+++ The data +++

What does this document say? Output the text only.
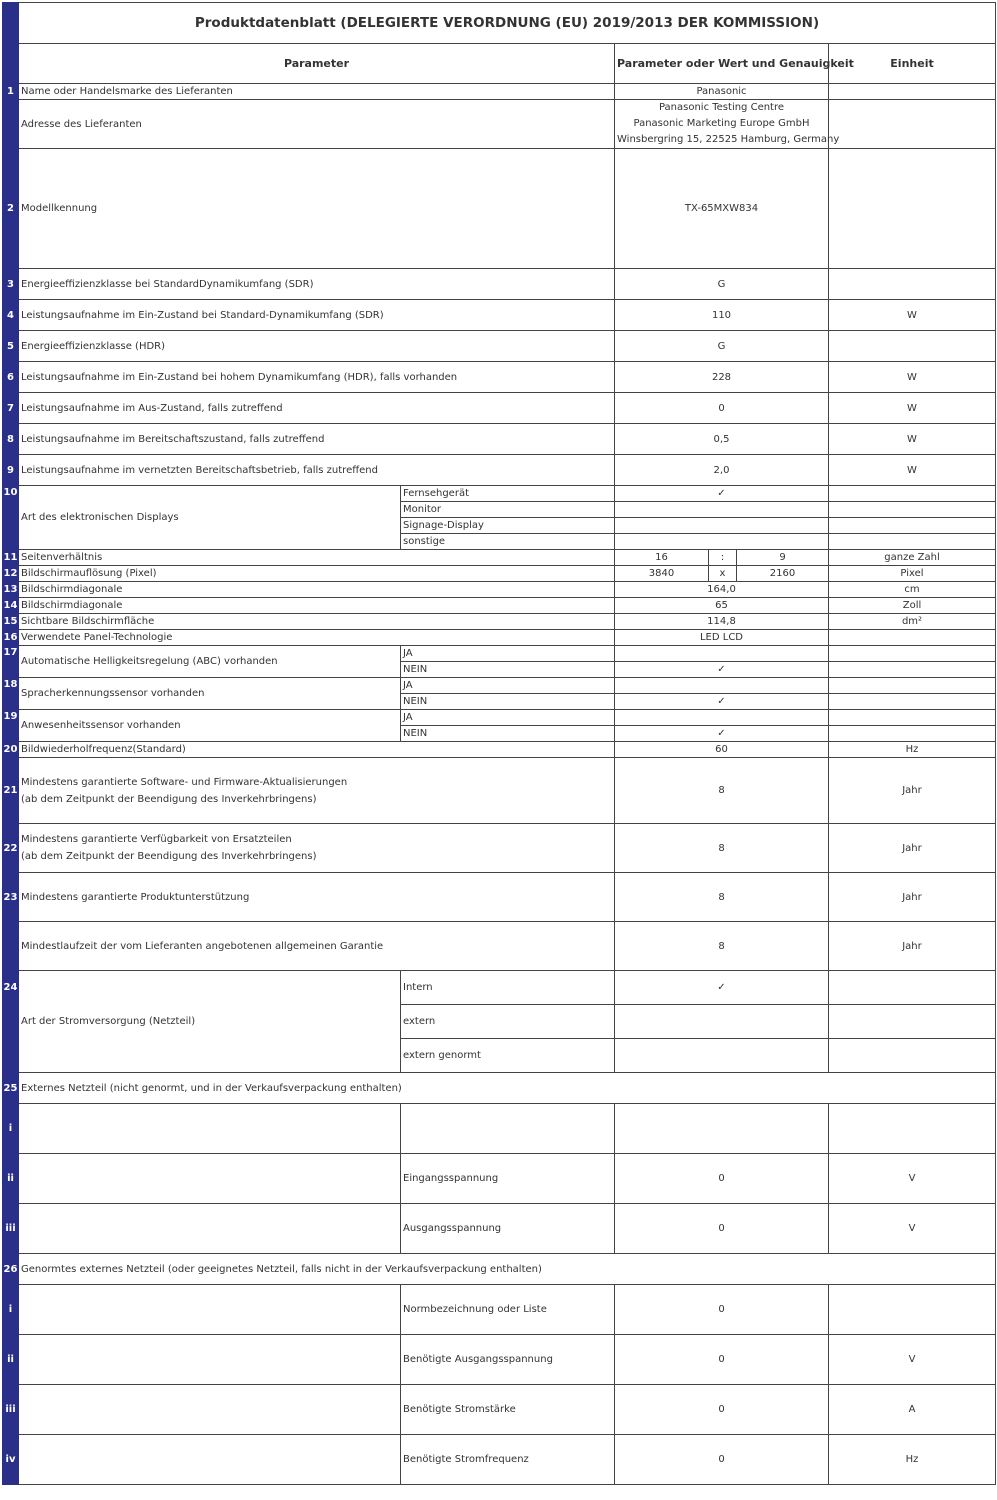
	Produktdatenblatt (DELEGIERTE VERORDNUNG (EU) 2019/2013 DER KOMMISSION)					
	Parameter		Parameter oder Wert und Genauigkeit			Einheit
1	Name oder Handelsmarke des Lieferanten		Panasonic			
	Adresse des Lieferanten		Panasonic Testing Centre
Panasonic Marketing Europe GmbH
Winsbergring 15, 22525 Hamburg, Germany			

2	Modellkennung		TX-65MXW834			
3	Energieeffizienzklasse bei StandardDynamikumfang (SDR)		G			
4	Leistungsaufnahme im Ein-Zustand bei Standard-Dynamikumfang (SDR)		110			W
5	Energieeffizienzklasse (HDR)		G			
6	Leistungsaufnahme im Ein-Zustand bei hohem Dynamikumfang (HDR), falls vorhanden		228			W
7	Leistungsaufnahme im Aus-Zustand, falls zutreffend		0			W
8	Leistungsaufnahme im Bereitschaftszustand, falls zutreffend		0,5			W
9	Leistungsaufnahme im vernetzten Bereitschaftsbetrieb, falls zutreffend		2,0			W
10	Art des elektronischen Displays	Fernsehgerät	✓			
		Monitor				
		Signage-Display				
		sonstige				
11	Seitenverhältnis		16	:	9	ganze Zahl
12	Bildschirmauflösung (Pixel)		3840	x	2160	Pixel
13	Bildschirmdiagonale		164,0			cm
14	Bildschirmdiagonale		65			Zoll
15	Sichtbare Bildschirmfläche		114,8			dm²
16	Verwendete Panel-Technologie		LED LCD			
17	Automatische Helligkeitsregelung (ABC) vorhanden	JA				
		NEIN	✓			
18	Spracherkennungssensor vorhanden	JA				
		NEIN	✓			
19	Anwesenheitssensor vorhanden	JA				
		NEIN	✓			
20	Bildwiederholfrequenz(Standard)		60			Hz
21	Mindestens garantierte Software- und Firmware-Aktualisierungen
(ab dem Zeitpunkt der Beendigung des Inverkehrbringens)		8			Jahr
22	Mindestens garantierte Verfügbarkeit von Ersatzteilen
(ab dem Zeitpunkt der Beendigung des Inverkehrbringens)		8			Jahr
23	Mindestens garantierte Produktunterstützung		8			Jahr
	Mindestlaufzeit der vom Lieferanten angebotenen allgemeinen Garantie		8			Jahr
24	Art der Stromversorgung (Netzteil)	Intern	✓			
		extern				
		extern genormt				
25	Externes Netzteil (nicht genormt, und in der Verkaufsverpackung enthalten)					
i						
ii		Eingangsspannung	0			V
iii		Ausgangsspannung	0			V
26	Genormtes externes Netzteil (oder geeignetes Netzteil, falls nicht in der Verkaufsverpackung enthalten)					
i		Normbezeichnung oder Liste	0			
ii		Benötigte Ausgangsspannung	0			V
iii		Benötigte Stromstärke	0			A
iv		Benötigte Stromfrequenz	0			Hz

+++

(The task): From the entries above, list each line with "enthalten" in it.

(Answer to the exercise):
25	Externes Netzteil (nicht genormt, und in der Verkaufsverpackung enthalten)					
26	Genormtes externes Netzteil (oder geeignetes Netzteil, falls nicht in der Verkaufsverpackung enthalten)					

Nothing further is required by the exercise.